[Element boundary records]
┌────────

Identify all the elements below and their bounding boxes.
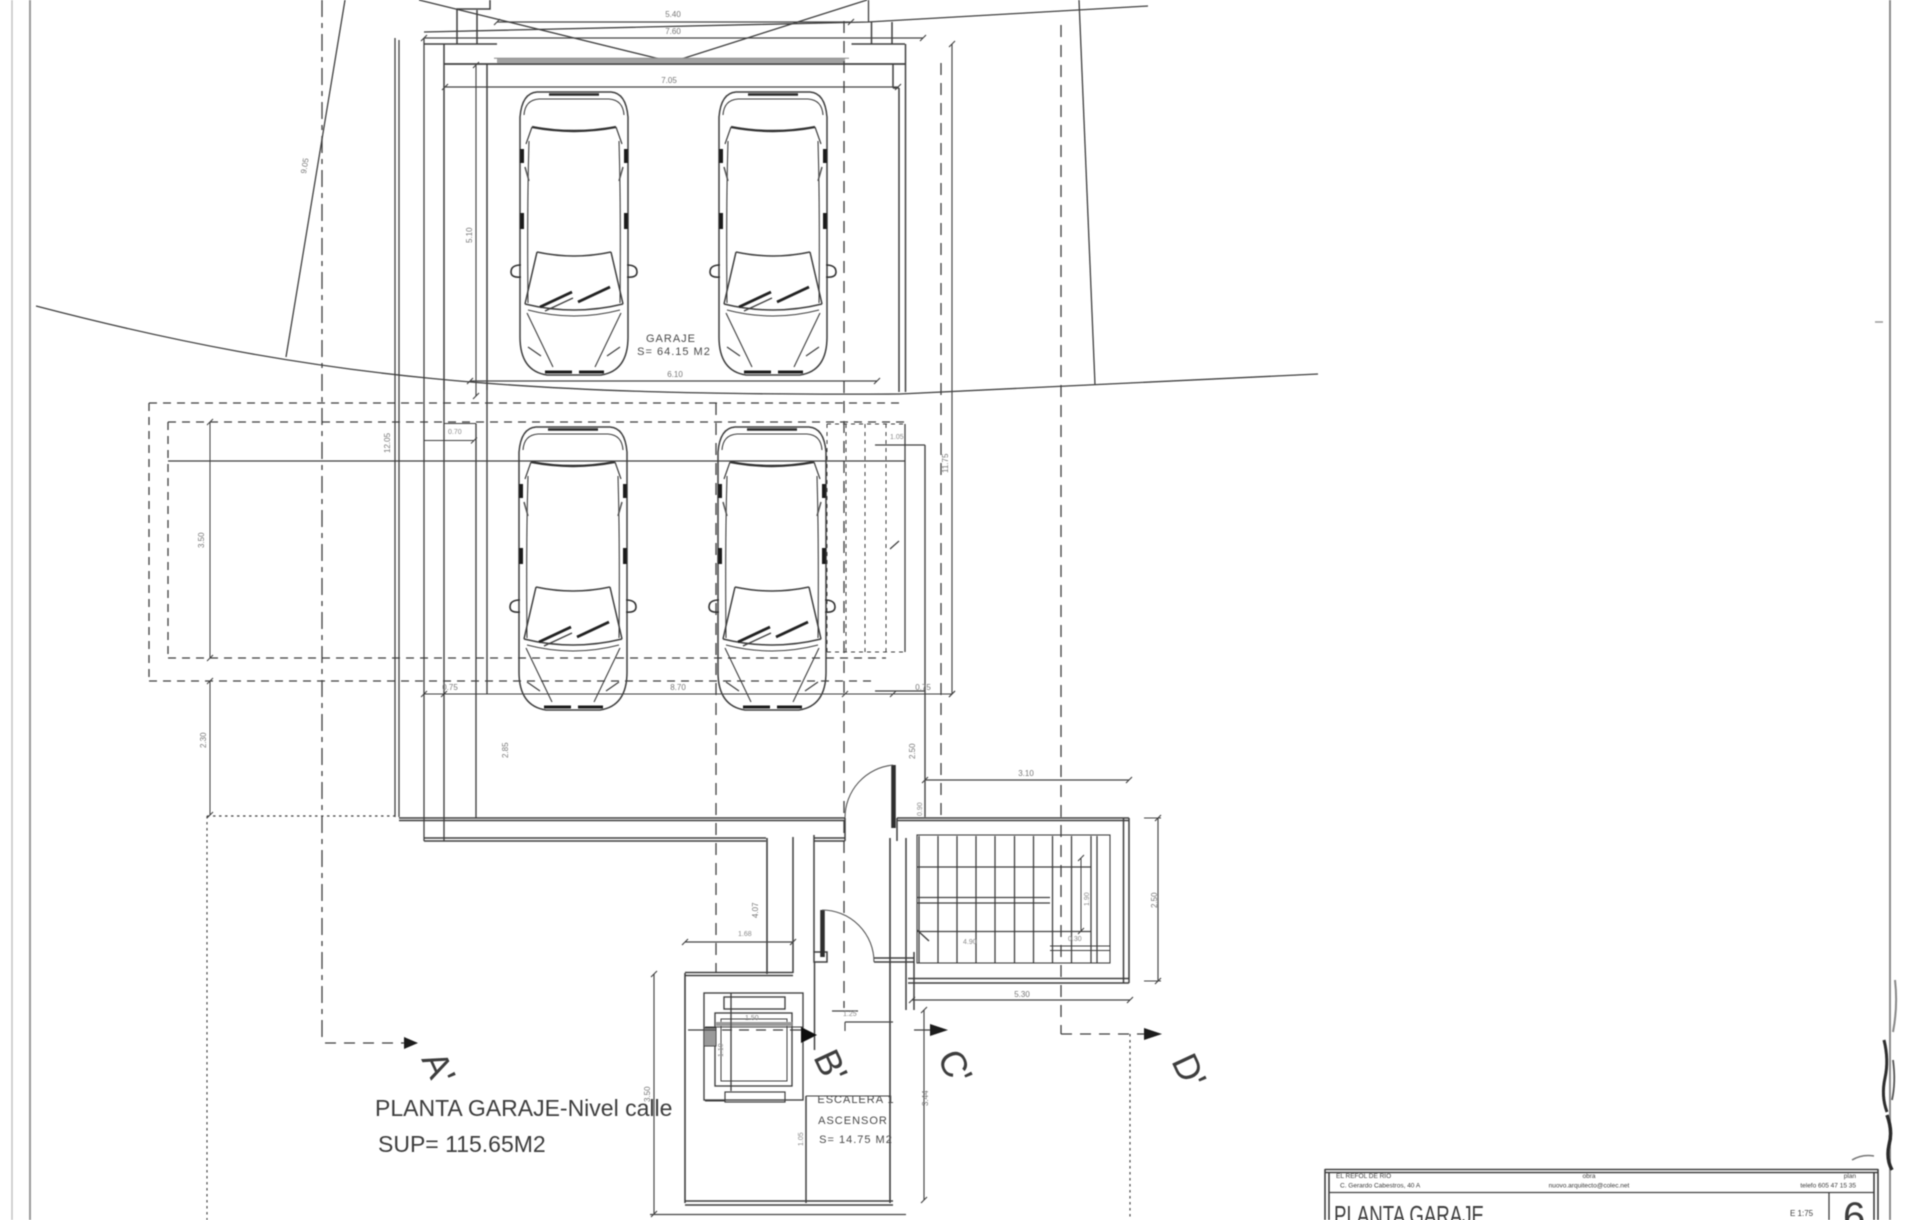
svg-text:S= 64.15 M2: S= 64.15 M2 (637, 346, 711, 358)
svg-text:0.30: 0.30 (1068, 936, 1082, 943)
svg-text:12.05: 12.05 (383, 432, 392, 453)
svg-text:3.10: 3.10 (1018, 769, 1034, 778)
svg-text:0.90: 0.90 (917, 802, 924, 816)
svg-text:5.30: 5.30 (1014, 990, 1030, 999)
svg-text:nuovo.arquitecto@colec.net: nuovo.arquitecto@colec.net (1549, 1183, 1630, 1190)
svg-text:1.50: 1.50 (745, 1015, 759, 1022)
svg-text:telefo 605 47 15 35: telefo 605 47 15 35 (1800, 1183, 1856, 1190)
svg-text:2.50: 2.50 (908, 743, 917, 759)
svg-text:SUP= 115.65M2: SUP= 115.65M2 (378, 1131, 546, 1157)
svg-text:PLANTA GARAJE: PLANTA GARAJE (1334, 1200, 1484, 1220)
svg-text:C. Gerardo Cabestros, 40 A: C. Gerardo Cabestros, 40 A (1340, 1183, 1421, 1190)
svg-text:7.60: 7.60 (665, 27, 681, 36)
svg-text:2.30: 2.30 (199, 732, 208, 748)
svg-text:0.70: 0.70 (448, 429, 462, 436)
svg-text:5.10: 5.10 (465, 227, 474, 243)
svg-text:ESCALERA 1: ESCALERA 1 (817, 1094, 894, 1106)
svg-text:3.50: 3.50 (197, 532, 206, 548)
svg-text:1.05: 1.05 (798, 1132, 805, 1146)
svg-text:E 1:75: E 1:75 (1790, 1209, 1814, 1218)
svg-text:4.90: 4.90 (963, 939, 977, 946)
svg-text:1.25: 1.25 (843, 1011, 857, 1018)
svg-text:3.44: 3.44 (921, 1090, 930, 1106)
svg-text:0.75: 0.75 (442, 683, 458, 692)
svg-text:PLANTA GARAJE-Nivel calle: PLANTA GARAJE-Nivel calle (375, 1095, 672, 1121)
svg-text:EL REFOL DE RIO: EL REFOL DE RIO (1336, 1173, 1391, 1180)
svg-text:7.05: 7.05 (661, 76, 677, 85)
svg-text:ASCENSOR: ASCENSOR (818, 1115, 888, 1127)
svg-text:6.10: 6.10 (667, 370, 683, 379)
svg-text:4.07: 4.07 (751, 902, 760, 918)
svg-text:6: 6 (1843, 1195, 1865, 1220)
svg-text:5.40: 5.40 (665, 10, 681, 19)
svg-text:11.75: 11.75 (941, 453, 950, 473)
svg-text:S= 14.75 M2: S= 14.75 M2 (819, 1134, 893, 1146)
svg-text:0.75: 0.75 (915, 683, 931, 692)
svg-text:1.90: 1.90 (1084, 892, 1091, 906)
svg-text:1.10: 1.10 (718, 1043, 725, 1057)
svg-text:1.05: 1.05 (890, 434, 904, 441)
svg-text:GARAJE: GARAJE (646, 333, 696, 345)
svg-text:obra: obra (1582, 1173, 1595, 1180)
svg-text:1.68: 1.68 (738, 931, 752, 938)
svg-text:plan: plan (1844, 1173, 1857, 1180)
svg-text:2.85: 2.85 (501, 742, 510, 758)
svg-text:8.70: 8.70 (670, 683, 686, 692)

└────────

> **CHALLENGE**
Write out all of the lines above again, switching "GARAJE" to "COCHERA" everywhere it occurs and leaving everything else unchanged. Leave the pictures out of your answer.

> **ANSWER BELOW**
Identify all the elements below and their bounding boxes.
svg-text:S= 64.15 M2: S= 64.15 M2 (637, 346, 711, 358)
svg-text:0.30: 0.30 (1068, 936, 1082, 943)
svg-text:12.05: 12.05 (383, 432, 392, 453)
svg-text:3.10: 3.10 (1018, 769, 1034, 778)
svg-text:0.90: 0.90 (917, 802, 924, 816)
svg-text:5.30: 5.30 (1014, 990, 1030, 999)
svg-text:nuovo.arquitecto@colec.net: nuovo.arquitecto@colec.net (1549, 1183, 1630, 1190)
svg-text:1.50: 1.50 (745, 1015, 759, 1022)
svg-text:telefo 605 47 15 35: telefo 605 47 15 35 (1800, 1183, 1856, 1190)
svg-text:2.50: 2.50 (908, 743, 917, 759)
svg-text:SUP= 115.65M2: SUP= 115.65M2 (378, 1131, 546, 1157)
svg-text:PLANTA COCHERA: PLANTA COCHERA (1334, 1200, 1484, 1220)
svg-text:C. Gerardo Cabestros, 40 A: C. Gerardo Cabestros, 40 A (1340, 1183, 1421, 1190)
svg-text:7.60: 7.60 (665, 27, 681, 36)
svg-text:2.30: 2.30 (199, 732, 208, 748)
svg-text:0.70: 0.70 (448, 429, 462, 436)
svg-text:5.10: 5.10 (465, 227, 474, 243)
svg-text:ESCALERA 1: ESCALERA 1 (817, 1094, 894, 1106)
svg-text:3.50: 3.50 (197, 532, 206, 548)
svg-text:1.05: 1.05 (798, 1132, 805, 1146)
svg-text:E 1:75: E 1:75 (1790, 1209, 1814, 1218)
svg-text:4.90: 4.90 (963, 939, 977, 946)
svg-text:1.25: 1.25 (843, 1011, 857, 1018)
svg-text:3.44: 3.44 (921, 1090, 930, 1106)
svg-text:0.75: 0.75 (442, 683, 458, 692)
svg-text:PLANTA COCHERA-Nivel calle: PLANTA COCHERA-Nivel calle (375, 1095, 672, 1121)
svg-text:EL REFOL DE RIO: EL REFOL DE RIO (1336, 1173, 1391, 1180)
svg-text:7.05: 7.05 (661, 76, 677, 85)
svg-text:ASCENSOR: ASCENSOR (818, 1115, 888, 1127)
svg-text:6.10: 6.10 (667, 370, 683, 379)
svg-text:4.07: 4.07 (751, 902, 760, 918)
svg-text:6: 6 (1843, 1195, 1865, 1220)
svg-text:5.40: 5.40 (665, 10, 681, 19)
svg-text:11.75: 11.75 (941, 453, 950, 473)
svg-text:S= 14.75 M2: S= 14.75 M2 (819, 1134, 893, 1146)
svg-text:0.75: 0.75 (915, 683, 931, 692)
svg-text:1.90: 1.90 (1084, 892, 1091, 906)
svg-text:1.10: 1.10 (718, 1043, 725, 1057)
svg-text:1.05: 1.05 (890, 434, 904, 441)
svg-text:COCHERA: COCHERA (646, 333, 696, 345)
svg-text:obra: obra (1582, 1173, 1595, 1180)
svg-text:1.68: 1.68 (738, 931, 752, 938)
svg-text:plan: plan (1844, 1173, 1857, 1180)
svg-text:2.85: 2.85 (501, 742, 510, 758)
svg-text:8.70: 8.70 (670, 683, 686, 692)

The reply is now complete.